- Given request -
From the entries below, copy each line that contains the string "legend". Matches must have the same capitalization.
----
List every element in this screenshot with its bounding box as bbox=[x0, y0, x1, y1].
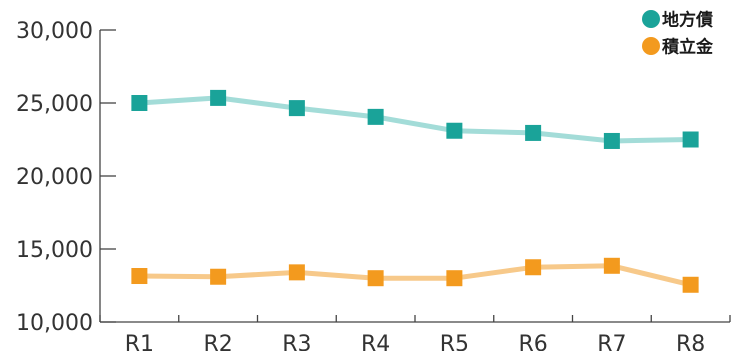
data-point-series-1 bbox=[446, 122, 463, 139]
legend-label: 積立金 bbox=[662, 37, 714, 58]
x-tick-label: R4 bbox=[361, 332, 390, 351]
data-point-series-1 bbox=[210, 89, 227, 106]
y-tick-label: 30,000 bbox=[16, 19, 93, 44]
data-point-series-1 bbox=[288, 100, 305, 117]
x-tick-label: R7 bbox=[597, 332, 626, 351]
legend-label: 地方債 bbox=[662, 10, 713, 31]
x-tick-label: R3 bbox=[282, 332, 311, 351]
data-point-series-1 bbox=[525, 124, 542, 141]
legend-marker bbox=[642, 37, 660, 55]
data-point-series-1 bbox=[682, 131, 699, 148]
y-tick-label: 15,000 bbox=[16, 238, 93, 263]
data-point-series-2 bbox=[288, 264, 305, 281]
x-axis-ticks: R1 R2 R3 R4 R5 R6 R7 R8 bbox=[99, 315, 731, 351]
x-tick-label: R2 bbox=[203, 332, 232, 351]
data-point-series-1 bbox=[367, 108, 384, 125]
data-point-series-2 bbox=[367, 270, 384, 287]
data-point-series-2 bbox=[210, 268, 227, 285]
y-tick-label: 20,000 bbox=[16, 165, 93, 190]
data-point-series-2 bbox=[446, 270, 463, 287]
data-point-series-1 bbox=[603, 132, 620, 149]
x-tick-label: R8 bbox=[676, 332, 705, 351]
data-point-series-2 bbox=[131, 268, 148, 285]
series-line-1 bbox=[136, 95, 694, 144]
legend-marker bbox=[642, 10, 660, 28]
x-tick-label: R1 bbox=[125, 332, 154, 351]
data-point-series-2 bbox=[682, 276, 699, 293]
series-line-2 bbox=[136, 263, 694, 288]
data-point-series-2 bbox=[525, 259, 542, 276]
y-tick-label: 10,000 bbox=[16, 311, 93, 336]
series-layer bbox=[131, 89, 699, 293]
x-tick-label: R5 bbox=[440, 332, 469, 351]
x-tick-label: R6 bbox=[518, 332, 547, 351]
y-tick-label: 25,000 bbox=[16, 92, 93, 117]
y-axis-ticks: 10,000 15,000 20,000 25,000 30,000 bbox=[16, 19, 116, 336]
data-point-series-2 bbox=[603, 257, 620, 274]
data-point-series-1 bbox=[131, 95, 148, 111]
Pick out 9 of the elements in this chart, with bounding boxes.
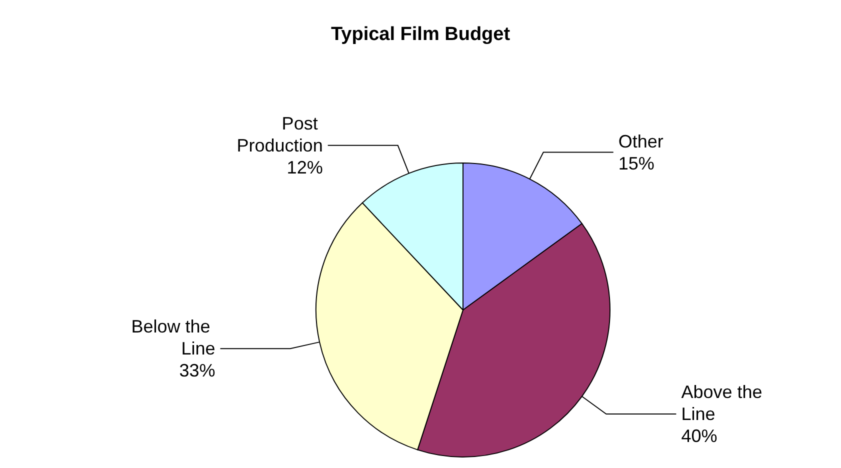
slice-label: Other (618, 131, 664, 152)
data-label: 12% (286, 157, 323, 178)
data-label: 40% (681, 426, 718, 446)
slice-label: Below the Line (131, 316, 216, 359)
data-label: 33% (179, 360, 216, 381)
chart-title: Typical Film Budget (330, 24, 511, 45)
slice-label: Above the Line (681, 382, 768, 424)
data-label: 15% (618, 153, 654, 174)
slice-label: Post Production (236, 113, 323, 156)
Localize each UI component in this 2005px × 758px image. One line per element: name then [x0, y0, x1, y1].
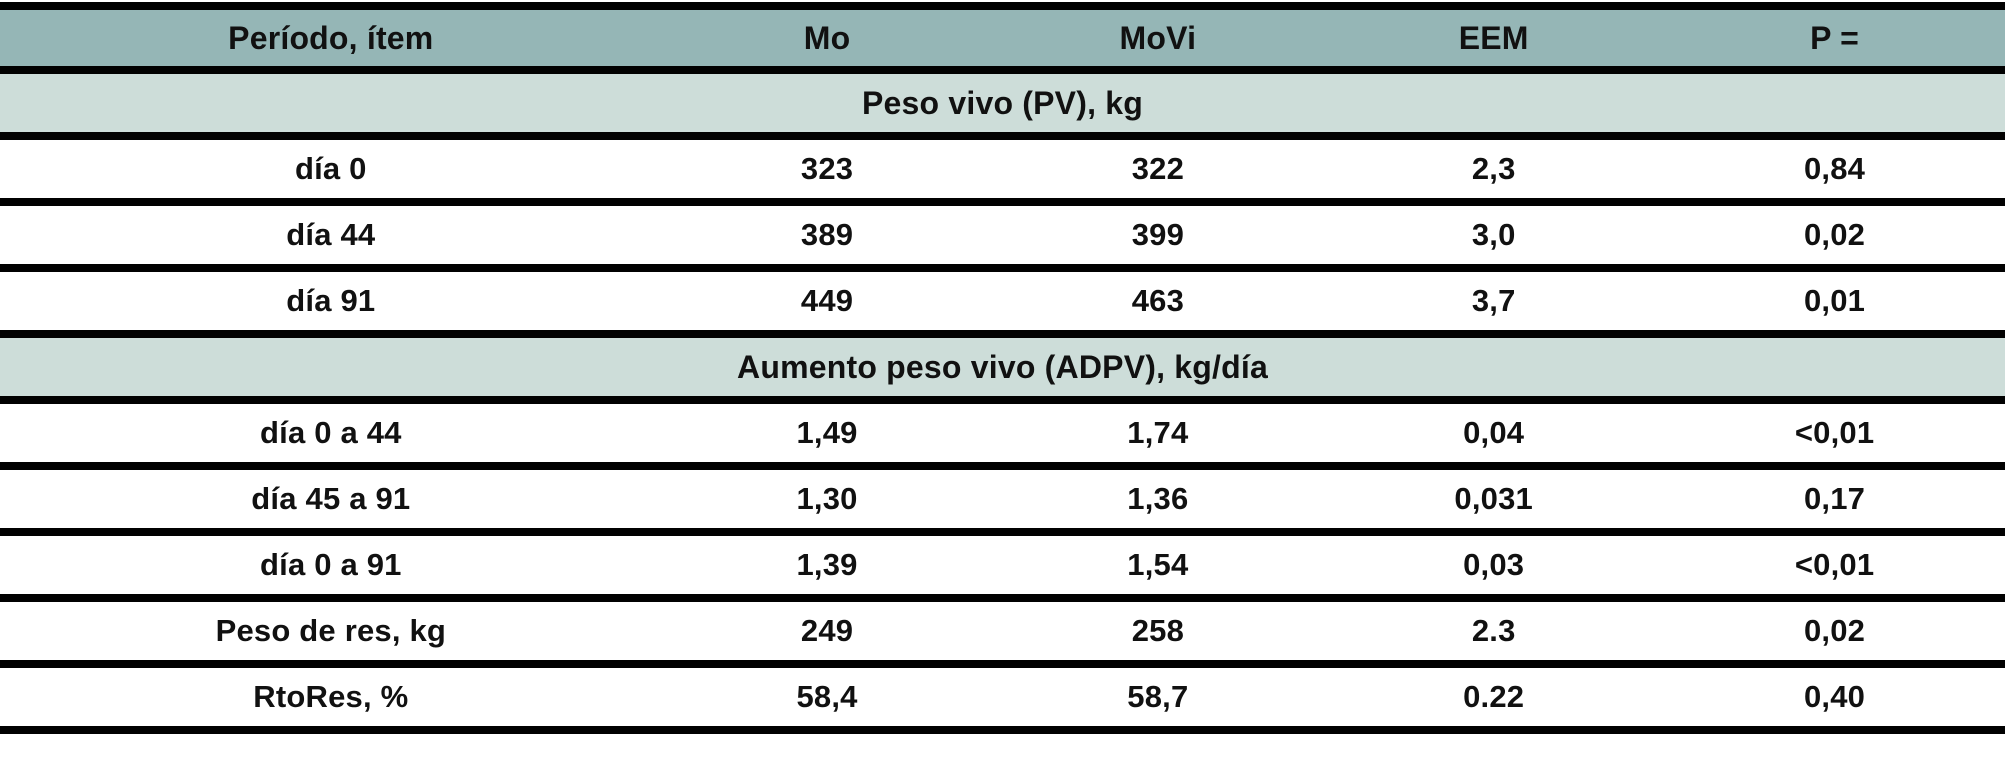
cell-p: 0,84 [1664, 136, 2005, 206]
cell-eem: 0,04 [1323, 400, 1665, 470]
section-header-row-adpv: Aumento peso vivo (ADPV), kg/día [0, 334, 2005, 404]
cell-p: 0,01 [1664, 268, 2005, 338]
cell-item: RtoRes, % [0, 664, 662, 734]
cell-p: <0,01 [1664, 532, 2005, 602]
cell-eem: 2,3 [1323, 136, 1665, 206]
cell-eem: 3,0 [1323, 202, 1665, 272]
cell-movi: 399 [992, 202, 1324, 272]
cell-item: día 91 [0, 268, 662, 338]
results-table: Período, ítem Mo MoVi EEM P = Peso vivo … [0, 2, 2005, 734]
cell-item: día 44 [0, 202, 662, 272]
section-header-row-peso-vivo: Peso vivo (PV), kg [0, 70, 2005, 140]
cell-mo: 449 [661, 268, 993, 338]
cell-item: día 0 [0, 136, 662, 206]
cell-p: 0,40 [1664, 664, 2005, 734]
table-row-dia-0-a-91: día 0 a 91 1,39 1,54 0,03 <0,01 [0, 532, 2005, 602]
table-row-dia-45-a-91: día 45 a 91 1,30 1,36 0,031 0,17 [0, 466, 2005, 536]
cell-item: Peso de res, kg [0, 598, 662, 668]
cell-eem: 0,03 [1323, 532, 1665, 602]
cell-movi: 322 [992, 136, 1324, 206]
cell-eem: 2.3 [1323, 598, 1665, 668]
cell-movi: 258 [992, 598, 1324, 668]
table-header-row: Período, ítem Mo MoVi EEM P = [0, 6, 2005, 74]
table-row-dia-44: día 44 389 399 3,0 0,02 [0, 202, 2005, 272]
cell-p: <0,01 [1664, 400, 2005, 470]
cell-eem: 0,031 [1323, 466, 1665, 536]
column-header-mo: Mo [661, 6, 993, 74]
table-row-dia-91: día 91 449 463 3,7 0,01 [0, 268, 2005, 338]
cell-p: 0,17 [1664, 466, 2005, 536]
cell-eem: 0.22 [1323, 664, 1665, 734]
cell-movi: 1,54 [992, 532, 1324, 602]
cell-movi: 1,74 [992, 400, 1324, 470]
cell-p: 0,02 [1664, 202, 2005, 272]
column-header-eem: EEM [1323, 6, 1665, 74]
cell-movi: 58,7 [992, 664, 1324, 734]
section-title: Aumento peso vivo (ADPV), kg/día [0, 334, 2005, 404]
cell-mo: 1,39 [661, 532, 993, 602]
column-header-p: P = [1664, 6, 2005, 74]
column-header-periodo-item: Período, ítem [0, 6, 662, 74]
cell-eem: 3,7 [1323, 268, 1665, 338]
cell-item: día 0 a 91 [0, 532, 662, 602]
cell-movi: 463 [992, 268, 1324, 338]
table-row-dia-0-a-44: día 0 a 44 1,49 1,74 0,04 <0,01 [0, 400, 2005, 470]
cell-mo: 389 [661, 202, 993, 272]
table-row-rtores: RtoRes, % 58,4 58,7 0.22 0,40 [0, 664, 2005, 734]
cell-mo: 323 [661, 136, 993, 206]
table-row-peso-de-res: Peso de res, kg 249 258 2.3 0,02 [0, 598, 2005, 668]
table-row-dia-0: día 0 323 322 2,3 0,84 [0, 136, 2005, 206]
cell-movi: 1,36 [992, 466, 1324, 536]
cell-mo: 249 [661, 598, 993, 668]
cell-mo: 58,4 [661, 664, 993, 734]
column-header-movi: MoVi [992, 6, 1324, 74]
cell-p: 0,02 [1664, 598, 2005, 668]
section-title: Peso vivo (PV), kg [0, 70, 2005, 140]
cell-mo: 1,30 [661, 466, 993, 536]
cell-item: día 45 a 91 [0, 466, 662, 536]
cell-mo: 1,49 [661, 400, 993, 470]
cell-item: día 0 a 44 [0, 400, 662, 470]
----
- Correct output -
legend-label: 積立金 bbox=[662, 37, 714, 58]
legend-label: 地方債 bbox=[662, 10, 713, 31]
legend-marker bbox=[642, 37, 660, 55]
legend-marker bbox=[642, 10, 660, 28]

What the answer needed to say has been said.